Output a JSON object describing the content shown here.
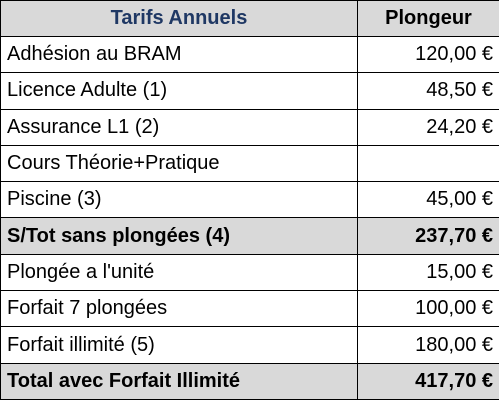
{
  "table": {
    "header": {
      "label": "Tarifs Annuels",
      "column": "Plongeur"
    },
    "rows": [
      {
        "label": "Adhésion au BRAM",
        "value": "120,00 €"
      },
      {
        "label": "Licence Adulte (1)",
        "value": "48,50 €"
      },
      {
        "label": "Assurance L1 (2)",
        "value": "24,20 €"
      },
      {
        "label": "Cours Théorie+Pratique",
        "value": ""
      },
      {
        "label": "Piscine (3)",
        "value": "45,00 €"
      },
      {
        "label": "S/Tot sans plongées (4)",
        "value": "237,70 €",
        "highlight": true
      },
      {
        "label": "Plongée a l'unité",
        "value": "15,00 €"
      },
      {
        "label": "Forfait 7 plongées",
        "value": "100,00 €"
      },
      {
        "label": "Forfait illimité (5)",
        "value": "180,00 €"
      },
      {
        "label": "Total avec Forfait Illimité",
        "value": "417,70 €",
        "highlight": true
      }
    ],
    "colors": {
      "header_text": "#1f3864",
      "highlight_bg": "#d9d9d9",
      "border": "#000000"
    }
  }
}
==
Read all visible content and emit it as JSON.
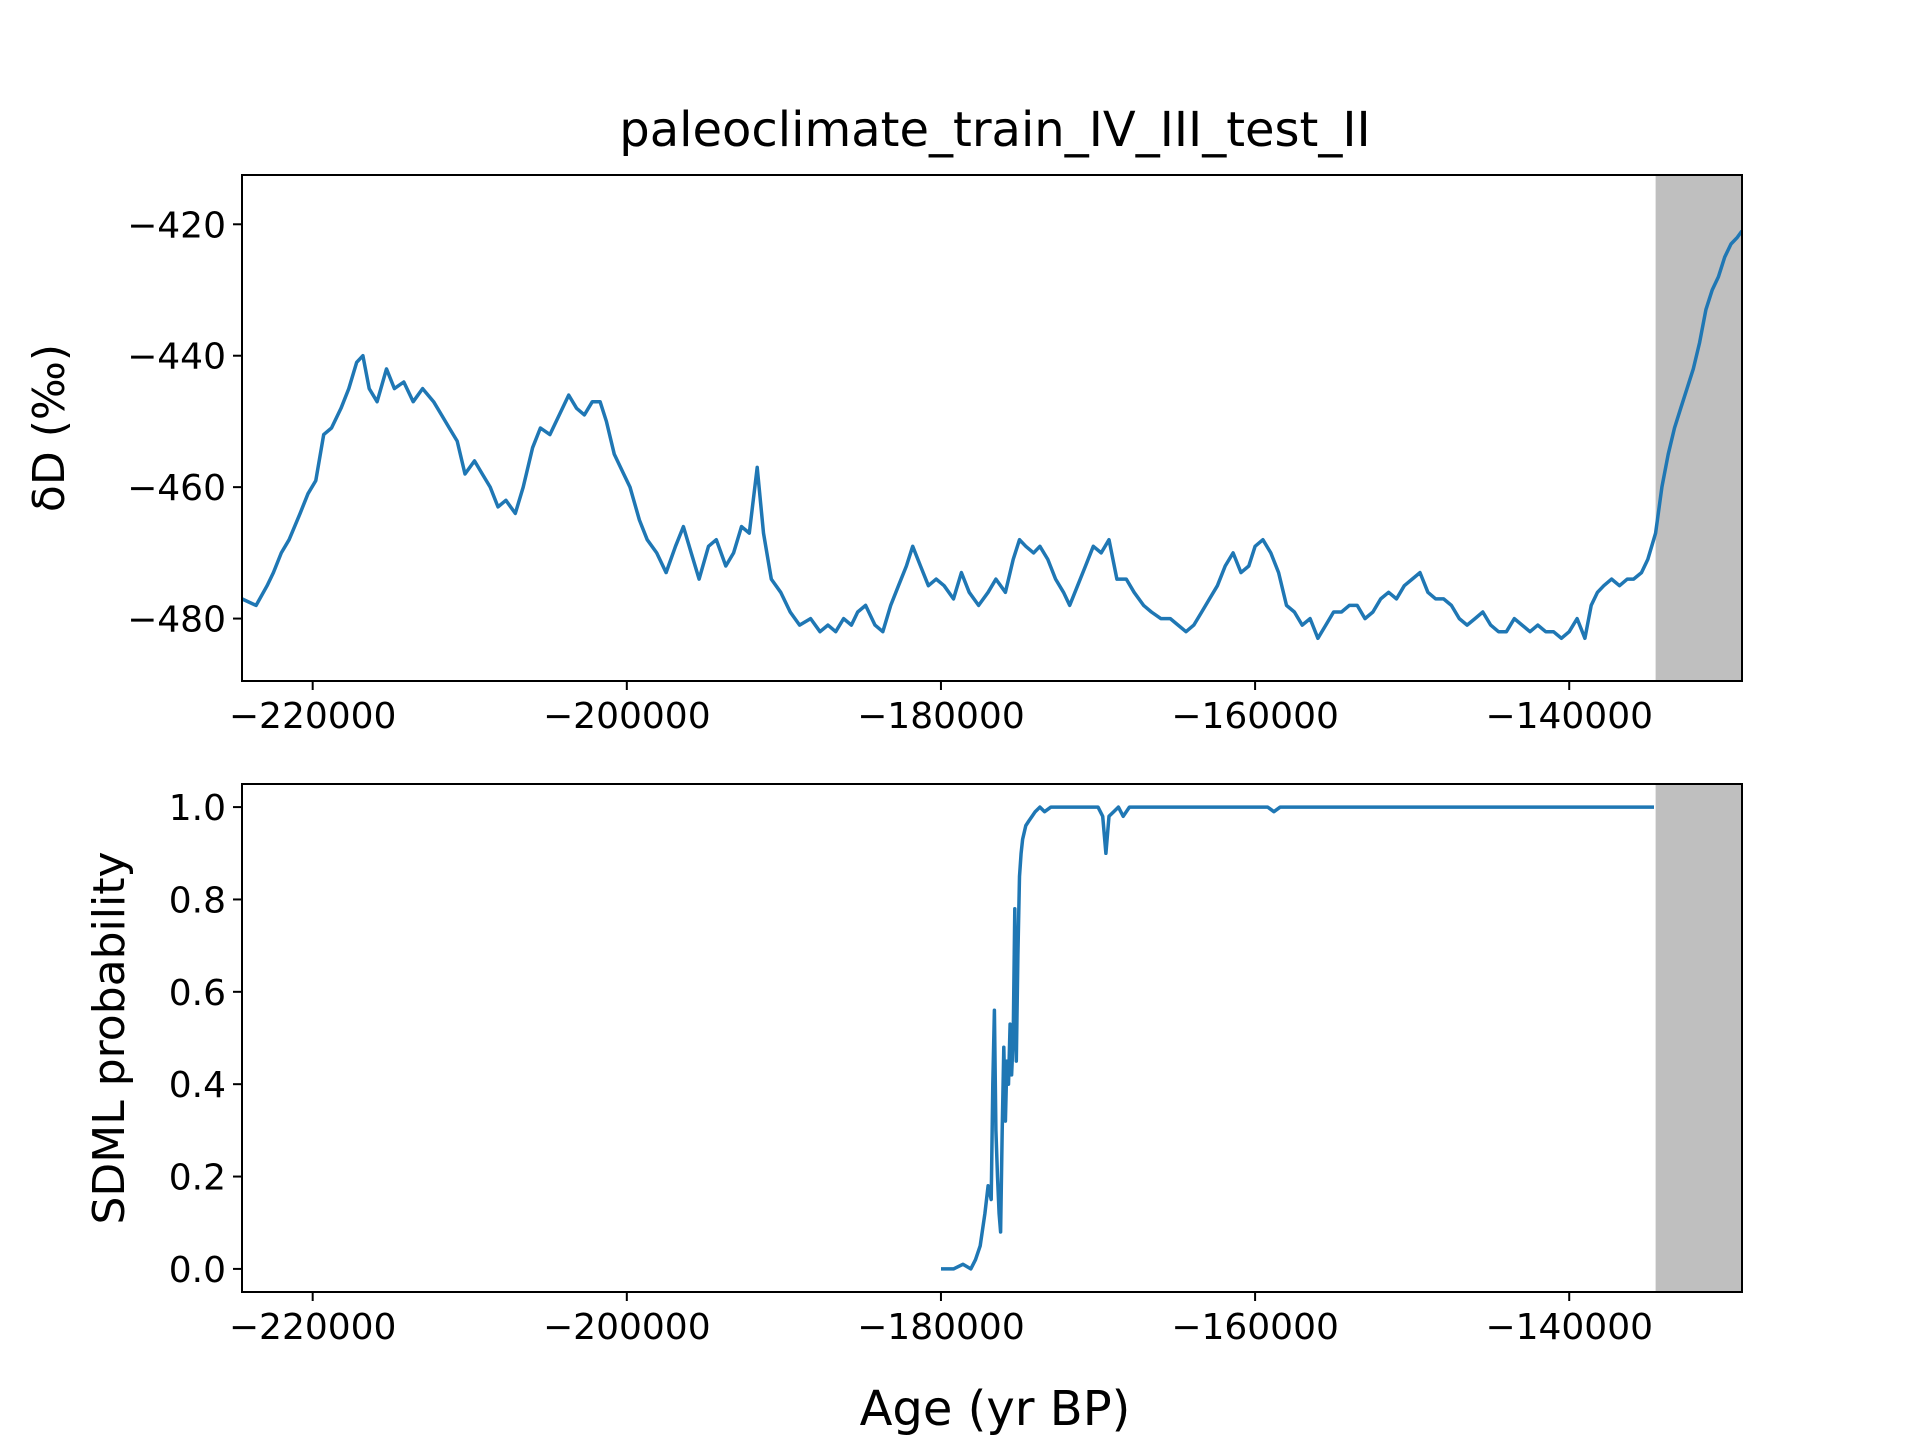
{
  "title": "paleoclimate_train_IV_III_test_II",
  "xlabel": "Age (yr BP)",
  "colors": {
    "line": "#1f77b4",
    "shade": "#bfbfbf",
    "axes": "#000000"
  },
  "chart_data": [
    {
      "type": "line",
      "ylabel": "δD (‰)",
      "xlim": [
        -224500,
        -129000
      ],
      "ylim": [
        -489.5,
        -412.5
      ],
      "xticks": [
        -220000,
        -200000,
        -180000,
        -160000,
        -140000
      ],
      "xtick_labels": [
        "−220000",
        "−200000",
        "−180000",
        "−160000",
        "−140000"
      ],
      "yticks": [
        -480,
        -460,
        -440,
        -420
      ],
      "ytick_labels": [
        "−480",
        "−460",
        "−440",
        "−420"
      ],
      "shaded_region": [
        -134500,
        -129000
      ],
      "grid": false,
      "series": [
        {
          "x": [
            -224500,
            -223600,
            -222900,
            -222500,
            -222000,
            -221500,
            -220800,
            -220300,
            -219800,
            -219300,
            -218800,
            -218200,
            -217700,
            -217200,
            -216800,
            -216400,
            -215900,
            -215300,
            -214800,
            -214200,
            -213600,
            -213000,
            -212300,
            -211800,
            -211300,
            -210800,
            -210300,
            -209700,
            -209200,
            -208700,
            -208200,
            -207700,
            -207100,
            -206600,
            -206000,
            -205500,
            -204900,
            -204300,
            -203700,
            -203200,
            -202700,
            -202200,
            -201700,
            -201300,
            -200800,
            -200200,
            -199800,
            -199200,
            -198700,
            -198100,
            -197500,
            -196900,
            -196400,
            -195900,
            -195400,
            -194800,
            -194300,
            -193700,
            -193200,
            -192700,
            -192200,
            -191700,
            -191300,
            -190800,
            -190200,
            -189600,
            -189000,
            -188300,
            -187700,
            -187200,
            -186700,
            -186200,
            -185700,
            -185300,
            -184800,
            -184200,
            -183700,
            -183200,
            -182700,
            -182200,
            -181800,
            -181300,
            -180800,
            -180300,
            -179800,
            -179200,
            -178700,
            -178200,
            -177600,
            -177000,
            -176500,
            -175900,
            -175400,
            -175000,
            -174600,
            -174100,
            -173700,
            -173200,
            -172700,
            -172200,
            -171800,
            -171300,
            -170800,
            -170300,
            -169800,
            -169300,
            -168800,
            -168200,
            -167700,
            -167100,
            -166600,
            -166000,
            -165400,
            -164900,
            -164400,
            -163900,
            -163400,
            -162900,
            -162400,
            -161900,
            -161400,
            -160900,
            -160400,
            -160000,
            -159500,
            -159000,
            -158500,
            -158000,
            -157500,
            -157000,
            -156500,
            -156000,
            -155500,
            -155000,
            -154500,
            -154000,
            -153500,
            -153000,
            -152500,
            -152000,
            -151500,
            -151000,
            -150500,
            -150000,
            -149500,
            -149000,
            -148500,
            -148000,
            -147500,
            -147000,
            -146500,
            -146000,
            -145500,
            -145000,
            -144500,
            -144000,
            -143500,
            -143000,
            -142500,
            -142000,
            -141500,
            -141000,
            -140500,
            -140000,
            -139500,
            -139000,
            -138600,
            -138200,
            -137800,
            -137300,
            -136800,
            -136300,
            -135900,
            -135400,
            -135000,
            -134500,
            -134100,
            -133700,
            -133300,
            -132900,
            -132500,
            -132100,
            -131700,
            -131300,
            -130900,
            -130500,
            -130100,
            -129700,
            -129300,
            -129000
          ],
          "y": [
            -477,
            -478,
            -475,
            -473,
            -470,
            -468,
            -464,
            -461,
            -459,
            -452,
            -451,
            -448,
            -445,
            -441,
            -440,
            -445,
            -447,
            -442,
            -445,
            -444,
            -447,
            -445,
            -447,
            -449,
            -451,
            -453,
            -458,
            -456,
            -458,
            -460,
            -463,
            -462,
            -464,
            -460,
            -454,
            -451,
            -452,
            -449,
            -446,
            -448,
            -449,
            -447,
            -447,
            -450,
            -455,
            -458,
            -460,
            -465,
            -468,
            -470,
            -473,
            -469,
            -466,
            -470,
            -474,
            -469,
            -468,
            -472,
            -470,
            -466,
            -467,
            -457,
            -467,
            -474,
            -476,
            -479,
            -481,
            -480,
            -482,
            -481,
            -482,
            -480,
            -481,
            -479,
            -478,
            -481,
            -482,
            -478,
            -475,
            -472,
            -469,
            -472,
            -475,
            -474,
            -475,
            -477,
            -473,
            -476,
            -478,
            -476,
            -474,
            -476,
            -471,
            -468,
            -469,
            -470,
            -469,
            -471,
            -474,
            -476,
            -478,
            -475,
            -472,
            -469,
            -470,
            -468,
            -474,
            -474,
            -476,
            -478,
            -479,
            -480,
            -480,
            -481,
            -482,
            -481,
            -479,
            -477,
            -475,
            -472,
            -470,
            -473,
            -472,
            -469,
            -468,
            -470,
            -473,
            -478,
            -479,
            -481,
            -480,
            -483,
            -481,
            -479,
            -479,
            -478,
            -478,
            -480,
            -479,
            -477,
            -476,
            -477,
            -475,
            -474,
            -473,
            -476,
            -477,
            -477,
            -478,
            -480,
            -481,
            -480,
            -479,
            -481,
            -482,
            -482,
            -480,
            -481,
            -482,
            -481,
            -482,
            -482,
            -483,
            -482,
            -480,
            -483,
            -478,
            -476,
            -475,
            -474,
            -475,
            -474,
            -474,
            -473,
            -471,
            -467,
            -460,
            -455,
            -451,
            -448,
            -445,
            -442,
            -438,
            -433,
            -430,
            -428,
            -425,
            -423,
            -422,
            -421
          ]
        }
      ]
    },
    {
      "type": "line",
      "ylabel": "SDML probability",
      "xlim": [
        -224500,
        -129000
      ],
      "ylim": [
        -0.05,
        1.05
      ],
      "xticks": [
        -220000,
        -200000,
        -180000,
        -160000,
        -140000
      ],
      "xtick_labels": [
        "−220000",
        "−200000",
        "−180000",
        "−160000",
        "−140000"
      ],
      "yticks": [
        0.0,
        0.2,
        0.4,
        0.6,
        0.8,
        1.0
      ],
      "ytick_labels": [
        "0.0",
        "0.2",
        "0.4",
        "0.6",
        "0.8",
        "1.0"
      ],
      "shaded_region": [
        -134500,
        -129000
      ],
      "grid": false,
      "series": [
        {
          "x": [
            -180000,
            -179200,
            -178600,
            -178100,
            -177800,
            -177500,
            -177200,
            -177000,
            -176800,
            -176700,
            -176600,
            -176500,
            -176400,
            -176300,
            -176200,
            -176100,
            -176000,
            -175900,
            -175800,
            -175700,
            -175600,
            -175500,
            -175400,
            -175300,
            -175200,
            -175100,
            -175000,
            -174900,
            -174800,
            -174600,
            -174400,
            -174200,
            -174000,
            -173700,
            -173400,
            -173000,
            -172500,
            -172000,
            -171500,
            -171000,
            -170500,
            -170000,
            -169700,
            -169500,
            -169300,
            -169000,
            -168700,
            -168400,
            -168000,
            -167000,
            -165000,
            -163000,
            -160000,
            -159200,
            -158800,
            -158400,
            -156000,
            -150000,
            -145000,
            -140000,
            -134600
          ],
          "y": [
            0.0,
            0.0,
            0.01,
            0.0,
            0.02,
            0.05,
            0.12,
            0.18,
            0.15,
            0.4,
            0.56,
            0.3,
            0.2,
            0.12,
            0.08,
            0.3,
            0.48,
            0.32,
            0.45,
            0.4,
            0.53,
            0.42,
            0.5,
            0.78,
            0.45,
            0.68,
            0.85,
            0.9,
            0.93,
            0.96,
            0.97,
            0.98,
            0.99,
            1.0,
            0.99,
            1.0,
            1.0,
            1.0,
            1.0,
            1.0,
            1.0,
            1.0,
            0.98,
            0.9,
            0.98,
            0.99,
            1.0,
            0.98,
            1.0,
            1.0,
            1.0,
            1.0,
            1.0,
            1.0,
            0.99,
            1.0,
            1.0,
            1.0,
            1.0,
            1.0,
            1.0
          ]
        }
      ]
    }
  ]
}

* _Instruction_:
Which lines above contain "plongées"? Show each of them.

* _The answer_:
        "label": "S/Tot sans plongées (4)",
        "label": "Forfait 7 plongées",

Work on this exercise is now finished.